BRIEF:
Report each of the lines below that contains the string "Industrial", copying every such line in full.

Recorded data:
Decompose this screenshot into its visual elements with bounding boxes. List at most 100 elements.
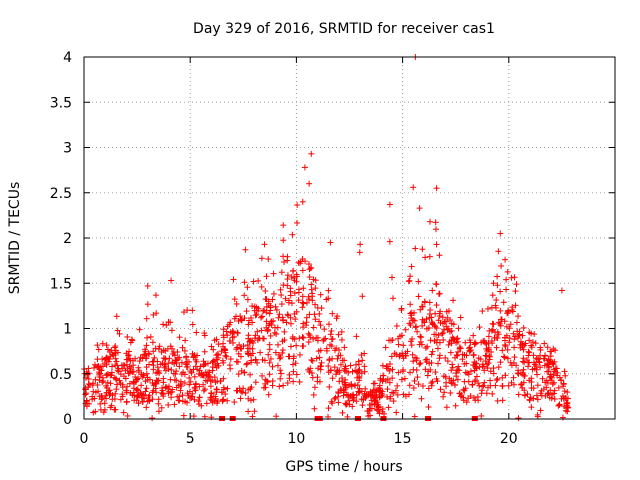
data-point — [425, 404, 432, 411]
data-point — [112, 355, 119, 362]
data-point — [386, 379, 393, 386]
data-point — [310, 391, 317, 398]
data-point — [99, 379, 106, 386]
data-point — [220, 359, 227, 366]
data-point — [389, 366, 396, 373]
data-point — [506, 335, 513, 342]
data-point — [422, 345, 429, 352]
data-point — [300, 285, 307, 292]
data-point — [442, 354, 449, 361]
data-point — [309, 297, 316, 304]
data-point — [356, 388, 363, 395]
data-point — [293, 371, 300, 378]
data-point — [235, 317, 242, 324]
data-point — [208, 343, 215, 350]
data-point — [188, 369, 195, 376]
data-point — [293, 271, 300, 278]
data-point — [395, 335, 402, 342]
data-point — [126, 369, 133, 376]
data-point — [329, 355, 336, 362]
data-point — [374, 399, 381, 406]
data-point — [165, 365, 172, 372]
data-point — [335, 399, 342, 406]
data-point — [107, 380, 114, 387]
data-point — [400, 342, 407, 349]
data-point — [452, 402, 459, 409]
data-point — [139, 398, 146, 405]
data-point — [301, 164, 308, 171]
data-point — [327, 331, 334, 338]
data-point — [390, 390, 397, 397]
data-point — [290, 368, 297, 375]
data-point — [370, 380, 377, 387]
data-point — [230, 329, 237, 336]
data-point — [402, 350, 409, 357]
data-point — [342, 376, 349, 383]
data-point — [474, 393, 481, 400]
data-point — [329, 375, 336, 382]
data-point — [333, 315, 340, 322]
data-point — [515, 391, 522, 398]
data-point — [279, 347, 286, 354]
data-point — [394, 382, 401, 389]
data-point — [564, 395, 571, 402]
y-tick-label: 4 — [63, 50, 72, 66]
data-point — [287, 343, 294, 350]
data-point — [331, 395, 338, 402]
data-point — [521, 387, 528, 394]
data-point — [465, 371, 472, 378]
data-point — [361, 350, 368, 357]
data-point — [325, 363, 332, 370]
data-point — [184, 399, 191, 406]
data-point — [158, 349, 165, 356]
data-point — [294, 219, 301, 226]
data-point — [117, 380, 124, 387]
data-point — [184, 307, 191, 314]
data-point — [136, 358, 143, 365]
data-point — [406, 277, 413, 284]
data-point — [492, 382, 499, 389]
data-point — [182, 337, 189, 344]
data-point — [416, 205, 423, 212]
data-point — [169, 388, 176, 395]
data-point — [150, 366, 157, 373]
data-point — [226, 362, 233, 369]
data-point — [526, 337, 533, 344]
data-point — [461, 387, 468, 394]
data-point — [459, 356, 466, 363]
data-point — [427, 337, 434, 344]
data-point — [250, 396, 257, 403]
data-point — [426, 299, 433, 306]
data-point — [435, 317, 442, 324]
data-point — [503, 323, 510, 330]
data-point — [349, 368, 356, 375]
data-point — [383, 365, 390, 372]
data-point — [97, 400, 104, 407]
data-point — [165, 360, 172, 367]
data-point — [189, 350, 196, 357]
data-point — [485, 339, 492, 346]
data-point — [149, 396, 156, 403]
data-point — [124, 333, 131, 340]
data-point — [292, 360, 299, 367]
data-point — [267, 302, 274, 309]
data-point — [280, 282, 287, 289]
data-point — [306, 266, 313, 273]
data-point — [299, 334, 306, 341]
data-point — [124, 412, 131, 419]
data-point — [448, 377, 455, 384]
data-point — [493, 304, 500, 311]
data-point — [456, 367, 463, 374]
data-point — [277, 375, 284, 382]
data-point — [519, 332, 526, 339]
data-point — [376, 394, 383, 401]
data-point — [407, 322, 414, 329]
data-point — [484, 305, 491, 312]
data-point — [295, 297, 302, 304]
data-point — [266, 359, 273, 366]
data-point — [126, 348, 133, 355]
data-point — [323, 345, 330, 352]
data-point — [318, 305, 325, 312]
data-point — [135, 364, 142, 371]
data-point — [410, 358, 417, 365]
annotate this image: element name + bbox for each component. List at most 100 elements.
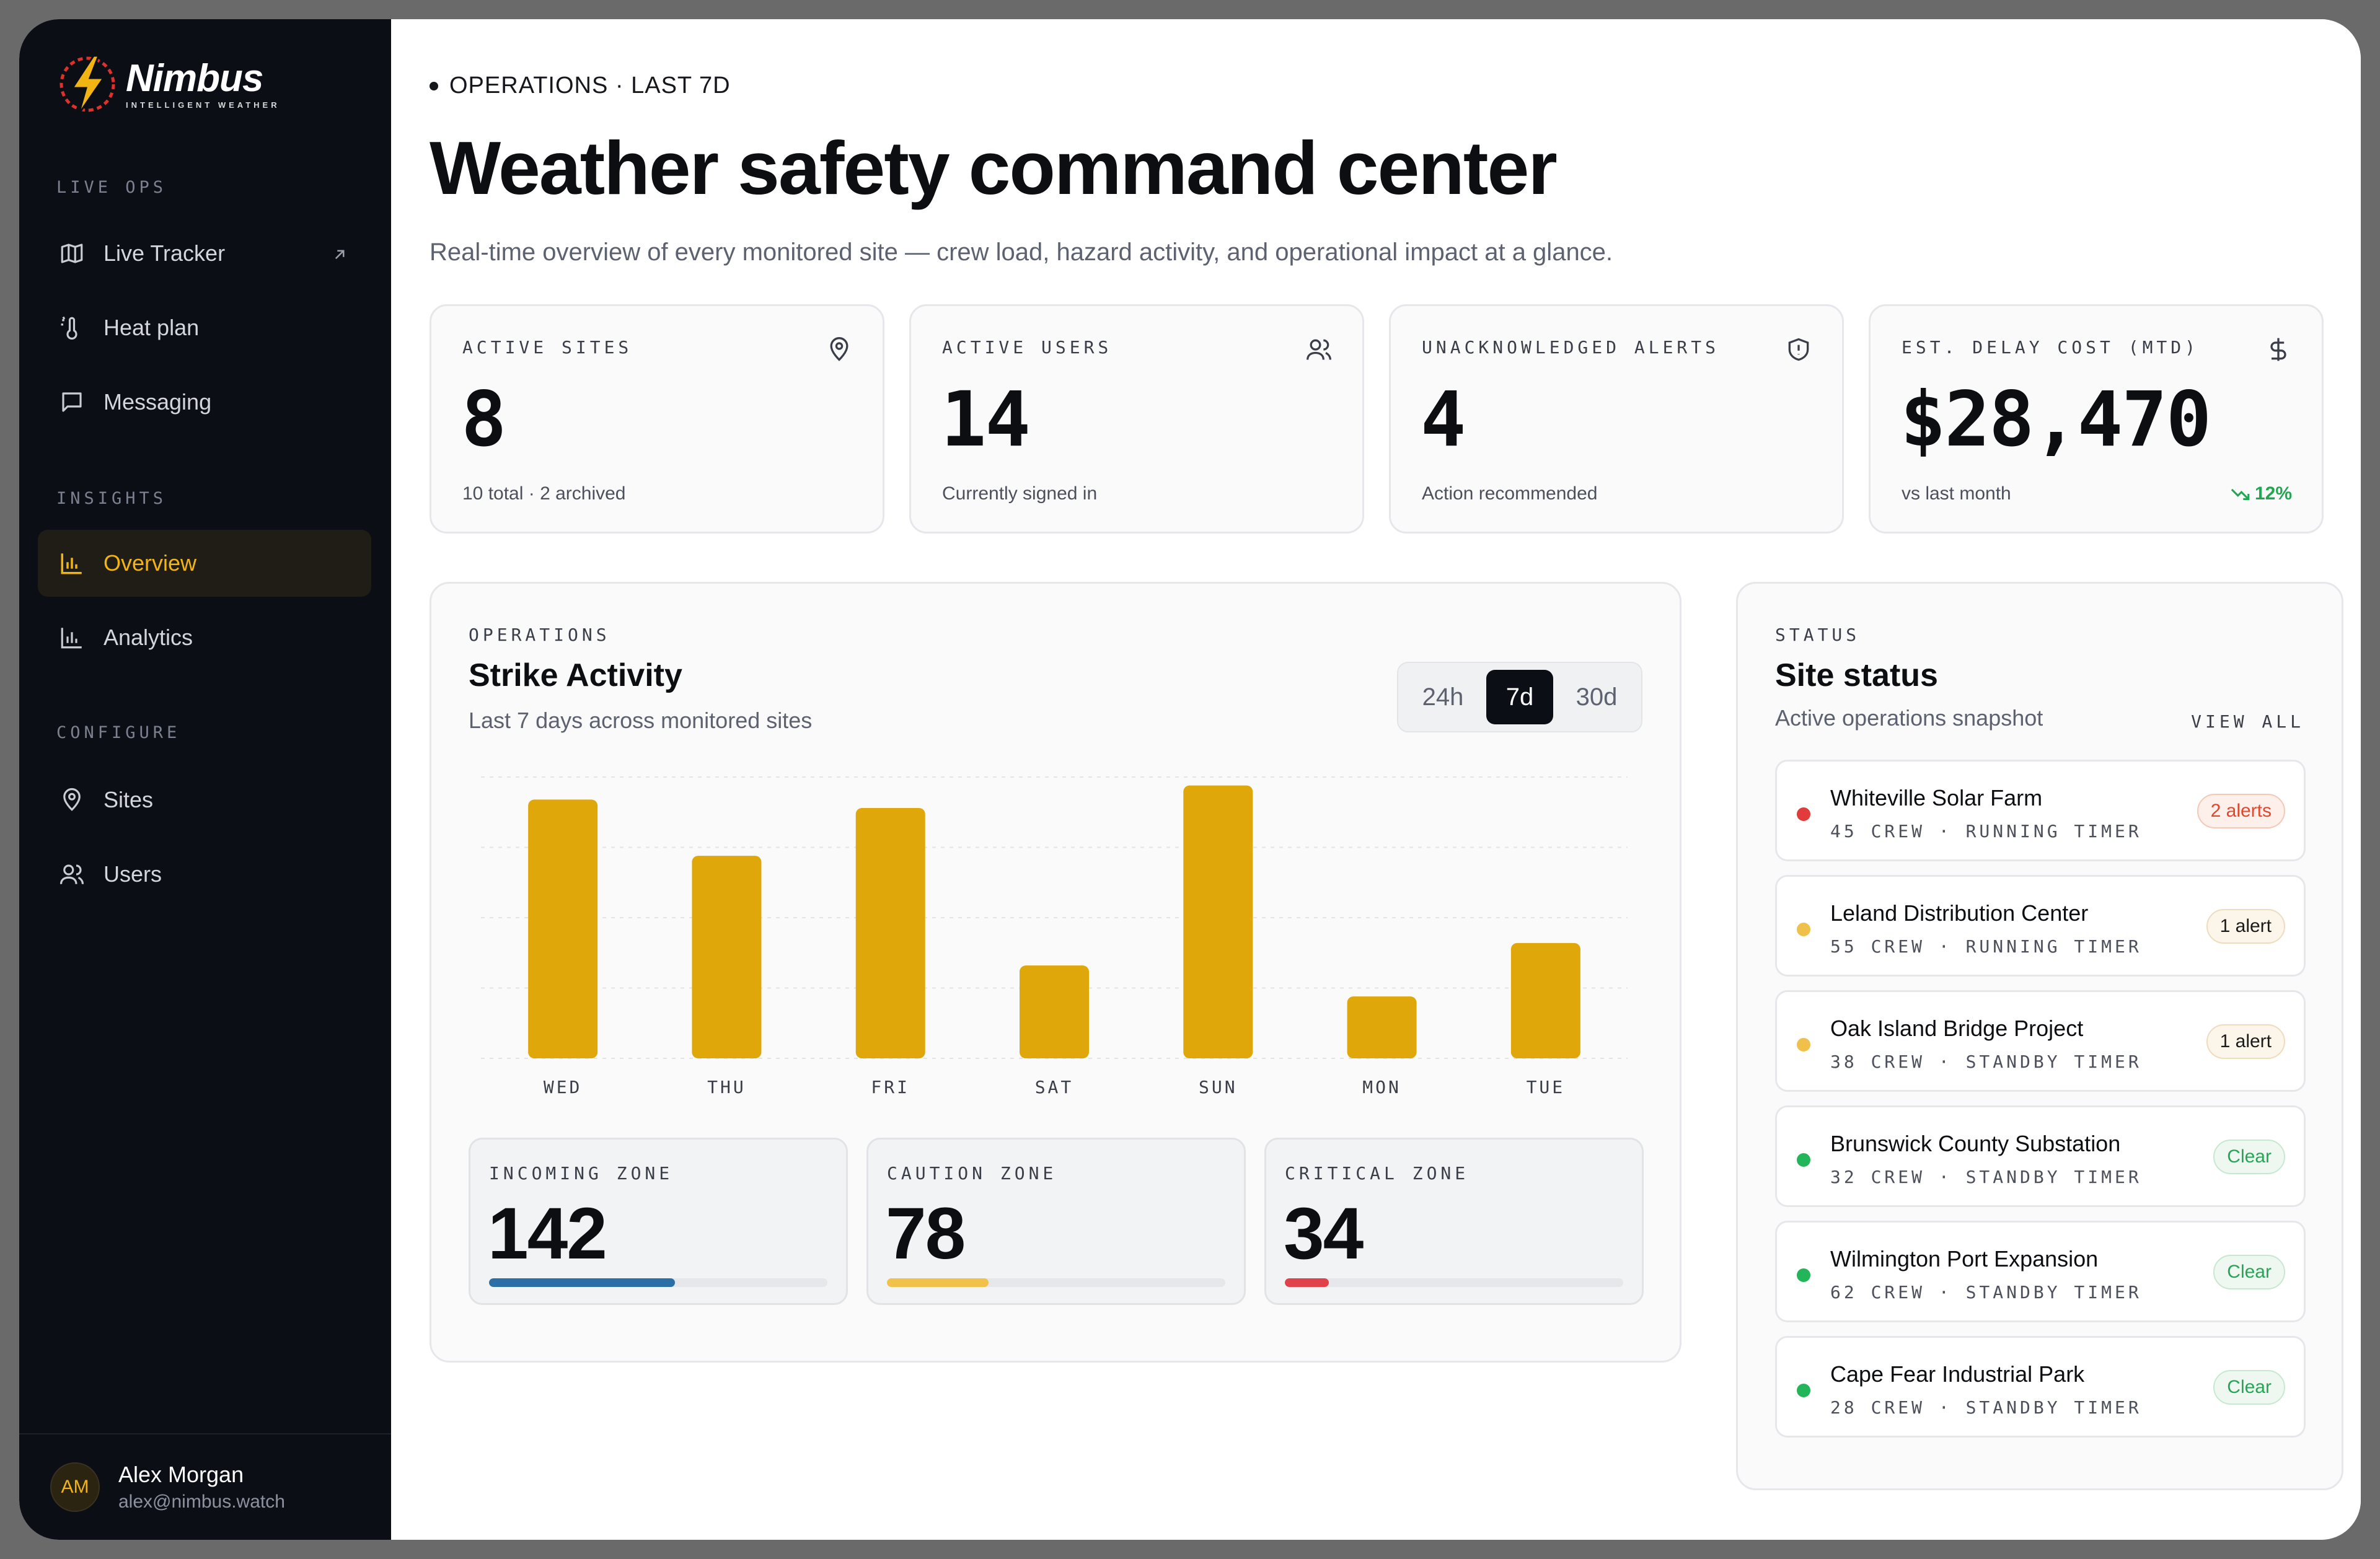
status-badge: Clear	[2213, 1370, 2285, 1405]
kpi-foot: Action recommended	[1422, 483, 1598, 504]
chart-tick-label: WED	[544, 1077, 583, 1097]
kpi-delay-cost: EST. DELAY COST (MTD) $28,470 vs last mo…	[1869, 304, 2324, 534]
kpi-foot: vs last month	[1902, 483, 2011, 504]
sidebar-item-users[interactable]: Users	[38, 841, 371, 908]
range-30d-button[interactable]: 30d	[1576, 683, 1618, 711]
site-card-brunswick[interactable]: Brunswick County Substation 32 CREW · STA…	[1775, 1105, 2306, 1207]
view-all-link[interactable]: VIEW ALL	[2191, 711, 2304, 732]
status-badge: Clear	[2213, 1255, 2285, 1289]
bar-chart-icon	[58, 623, 86, 652]
status-badge: 1 alert	[2206, 1024, 2285, 1059]
site-name: Cape Fear Industrial Park	[1830, 1361, 2085, 1387]
status-badge: Clear	[2213, 1140, 2285, 1174]
kpi-label: UNACKNOWLEDGED ALERTS	[1422, 337, 1720, 358]
status-dot-icon	[1797, 1384, 1810, 1397]
site-meta: 55 CREW · RUNNING TIMER	[1830, 936, 2142, 957]
zone-critical: CRITICAL ZONE 34	[1264, 1138, 1644, 1305]
range-24h-button[interactable]: 24h	[1422, 683, 1464, 711]
panel-title: Site status	[1775, 657, 1938, 693]
chart-tick-label: MON	[1362, 1077, 1401, 1097]
panel-subtitle: Last 7 days across monitored sites	[469, 708, 813, 733]
section-live-ops: LIVE OPS	[56, 178, 167, 197]
site-name: Brunswick County Substation	[1830, 1131, 2121, 1156]
range-selector: 24h 7d 30d	[1397, 662, 1642, 732]
sidebar-item-analytics[interactable]: Analytics	[38, 604, 371, 671]
zone-progress-track	[489, 1278, 827, 1287]
kpi-value: 8	[461, 375, 506, 463]
zone-label: CAUTION ZONE	[887, 1163, 1057, 1184]
chart-tick-label: THU	[707, 1077, 746, 1097]
strike-activity-panel: OPERATIONS Strike Activity Last 7 days a…	[430, 582, 1681, 1363]
sidebar-item-messaging[interactable]: Messaging	[38, 369, 371, 436]
zone-value: 34	[1284, 1193, 1364, 1275]
site-name: Oak Island Bridge Project	[1830, 1016, 2084, 1041]
zone-label: CRITICAL ZONE	[1285, 1163, 1470, 1184]
zone-progress-track	[887, 1278, 1225, 1287]
chart-bar-sat[interactable]	[1020, 965, 1089, 1058]
chart-tick-label: SUN	[1199, 1077, 1238, 1097]
kpi-active-users: ACTIVE USERS 14 Currently signed in	[909, 304, 1364, 534]
map-pin-icon	[826, 336, 853, 363]
thermometer-sun-icon	[58, 314, 86, 342]
site-meta: 38 CREW · STANDBY TIMER	[1830, 1052, 2142, 1072]
sidebar-item-label: Sites	[104, 787, 154, 812]
site-meta: 28 CREW · STANDBY TIMER	[1830, 1397, 2142, 1418]
zone-value: 142	[488, 1193, 607, 1275]
chart-bar-wed[interactable]	[528, 799, 598, 1058]
status-dot-icon	[1797, 1153, 1810, 1167]
external-link-icon	[330, 244, 349, 270]
sidebar: Nimbus INTELLIGENT WEATHER LIVE OPS Live…	[19, 19, 391, 1540]
zone-progress-fill	[1285, 1278, 1329, 1287]
brand-name: Nimbus	[126, 56, 263, 100]
chart-bar-mon[interactable]	[1347, 996, 1417, 1058]
sidebar-item-label: Overview	[104, 550, 197, 576]
users-icon	[58, 860, 86, 889]
panel-eyebrow: STATUS	[1775, 625, 1861, 645]
site-card-whiteville[interactable]: Whiteville Solar Farm 45 CREW · RUNNING T…	[1775, 760, 2306, 861]
zone-progress-fill	[489, 1278, 676, 1287]
range-7d-button[interactable]: 7d	[1486, 670, 1553, 724]
sidebar-item-label: Heat plan	[104, 315, 200, 340]
bullet-icon	[430, 81, 438, 90]
chart-bar-tue[interactable]	[1510, 942, 1580, 1058]
eyebrow-text: OPERATIONS · LAST 7D	[449, 72, 731, 99]
site-card-leland[interactable]: Leland Distribution Center 55 CREW · RUNN…	[1775, 875, 2306, 977]
zone-value: 78	[886, 1193, 966, 1275]
app-window: Nimbus INTELLIGENT WEATHER LIVE OPS Live…	[19, 19, 2361, 1540]
chart-bar-thu[interactable]	[692, 856, 762, 1058]
status-badge: 2 alerts	[2197, 794, 2285, 828]
status-dot-icon	[1797, 1038, 1810, 1052]
site-meta: 62 CREW · STANDBY TIMER	[1830, 1282, 2142, 1302]
site-name: Leland Distribution Center	[1830, 900, 2089, 926]
sidebar-item-label: Analytics	[104, 625, 193, 650]
panel-title: Strike Activity	[469, 657, 682, 693]
page-subtitle: Real-time overview of every monitored si…	[430, 239, 1613, 266]
sidebar-item-live-tracker[interactable]: Live Tracker	[38, 220, 371, 287]
chart-bar-sun[interactable]	[1183, 785, 1253, 1058]
chart-bar-fri[interactable]	[855, 807, 925, 1058]
map-pin-icon	[58, 786, 86, 814]
trend-value: 12%	[2254, 483, 2292, 504]
sidebar-item-sites[interactable]: Sites	[38, 766, 371, 833]
status-dot-icon	[1797, 807, 1810, 821]
brand-tagline: INTELLIGENT WEATHER	[126, 100, 280, 110]
status-badge: 1 alert	[2206, 909, 2285, 944]
brand-logo[interactable]: Nimbus INTELLIGENT WEATHER	[55, 50, 280, 118]
site-meta: 32 CREW · STANDBY TIMER	[1830, 1167, 2142, 1187]
sidebar-item-heat-plan[interactable]: Heat plan	[38, 294, 371, 361]
sidebar-item-label: Live Tracker	[104, 240, 226, 266]
strike-bar-chart: WED THU FRI SAT SUN MON TUE	[481, 776, 1628, 1097]
site-card-wilmington[interactable]: Wilmington Port Expansion 62 CREW · STAND…	[1775, 1221, 2306, 1322]
users-icon	[1305, 336, 1333, 363]
user-email: alex@nimbus.watch	[118, 1491, 285, 1512]
kpi-value: 4	[1421, 375, 1466, 463]
page-eyebrow: OPERATIONS · LAST 7D	[430, 72, 731, 99]
sidebar-item-overview[interactable]: Overview	[38, 530, 371, 597]
site-card-cape-fear[interactable]: Cape Fear Industrial Park 28 CREW · STAND…	[1775, 1336, 2306, 1438]
main-content: OPERATIONS · LAST 7D Weather safety comm…	[391, 19, 2361, 1540]
lightning-logo-icon	[55, 52, 120, 116]
user-profile[interactable]: AM Alex Morgan alex@nimbus.watch	[19, 1433, 391, 1540]
message-square-icon	[58, 388, 86, 416]
site-name: Wilmington Port Expansion	[1830, 1246, 2099, 1271]
site-card-oak-island[interactable]: Oak Island Bridge Project 38 CREW · STAND…	[1775, 990, 2306, 1092]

SOLVED EXERCISE:
site-name: Cape Fear Industrial Park	[1830, 1361, 2085, 1387]
site-card-cape-fear[interactable]: Cape Fear Industrial Park 28 CREW · STAND…	[1775, 1336, 2306, 1438]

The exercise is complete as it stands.